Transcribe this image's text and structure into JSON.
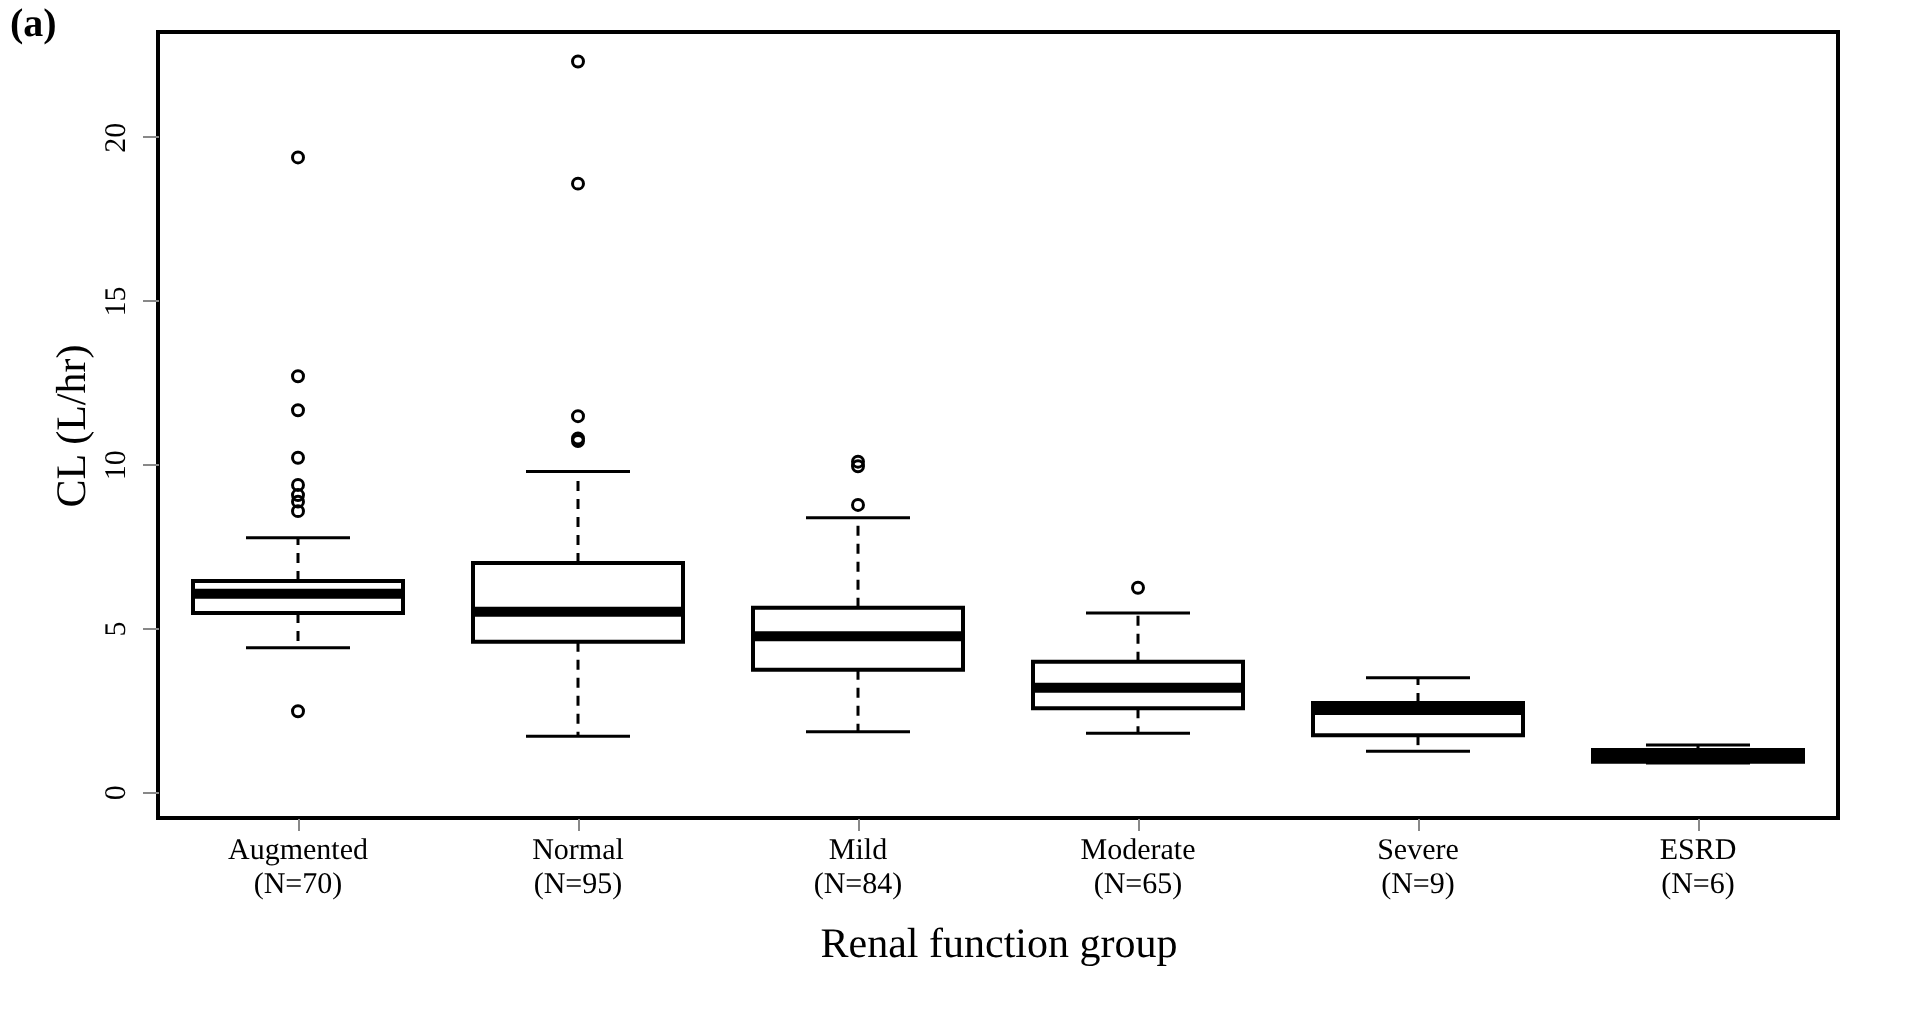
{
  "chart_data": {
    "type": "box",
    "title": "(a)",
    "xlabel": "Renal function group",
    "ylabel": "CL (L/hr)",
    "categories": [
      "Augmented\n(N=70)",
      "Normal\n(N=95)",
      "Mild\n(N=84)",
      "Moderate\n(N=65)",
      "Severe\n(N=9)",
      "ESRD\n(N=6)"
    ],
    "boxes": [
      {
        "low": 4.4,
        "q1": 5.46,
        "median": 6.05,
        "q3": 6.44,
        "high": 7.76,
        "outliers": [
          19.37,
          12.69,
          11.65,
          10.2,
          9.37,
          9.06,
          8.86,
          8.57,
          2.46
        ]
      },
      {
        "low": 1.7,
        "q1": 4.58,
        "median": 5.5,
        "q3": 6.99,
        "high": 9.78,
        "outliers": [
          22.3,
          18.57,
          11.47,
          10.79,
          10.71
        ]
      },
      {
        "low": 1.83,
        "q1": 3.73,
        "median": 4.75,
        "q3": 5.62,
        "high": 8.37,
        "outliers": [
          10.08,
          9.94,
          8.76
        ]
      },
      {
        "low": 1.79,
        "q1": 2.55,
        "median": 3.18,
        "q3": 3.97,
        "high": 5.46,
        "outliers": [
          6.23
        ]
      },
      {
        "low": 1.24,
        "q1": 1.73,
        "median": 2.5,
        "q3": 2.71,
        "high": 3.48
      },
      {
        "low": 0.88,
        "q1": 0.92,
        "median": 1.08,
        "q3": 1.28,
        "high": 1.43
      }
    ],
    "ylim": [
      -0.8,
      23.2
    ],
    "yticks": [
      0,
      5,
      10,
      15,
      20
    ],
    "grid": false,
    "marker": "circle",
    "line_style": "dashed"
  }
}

__________

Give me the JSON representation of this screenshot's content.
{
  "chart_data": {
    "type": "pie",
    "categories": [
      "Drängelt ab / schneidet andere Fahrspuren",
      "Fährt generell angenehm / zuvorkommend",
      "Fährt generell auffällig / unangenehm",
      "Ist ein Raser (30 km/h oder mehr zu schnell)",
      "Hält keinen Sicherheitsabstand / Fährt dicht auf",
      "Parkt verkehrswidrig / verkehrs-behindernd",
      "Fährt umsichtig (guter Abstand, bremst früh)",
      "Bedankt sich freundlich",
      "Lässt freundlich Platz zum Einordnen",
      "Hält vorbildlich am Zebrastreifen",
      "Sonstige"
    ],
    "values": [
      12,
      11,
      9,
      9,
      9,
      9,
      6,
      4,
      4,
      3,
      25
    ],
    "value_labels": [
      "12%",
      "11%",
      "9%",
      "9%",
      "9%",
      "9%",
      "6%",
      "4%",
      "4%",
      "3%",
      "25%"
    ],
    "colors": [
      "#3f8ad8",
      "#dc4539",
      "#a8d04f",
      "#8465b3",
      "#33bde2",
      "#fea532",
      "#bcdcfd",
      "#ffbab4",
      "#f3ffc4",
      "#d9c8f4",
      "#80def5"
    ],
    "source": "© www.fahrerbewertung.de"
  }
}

__________

GIVEN TASK: Select all lines in the listing that include the word "this".

REPLY:
Transcribe this image's text and structure into JSON.
Give me the JSON representation of this screenshot's content.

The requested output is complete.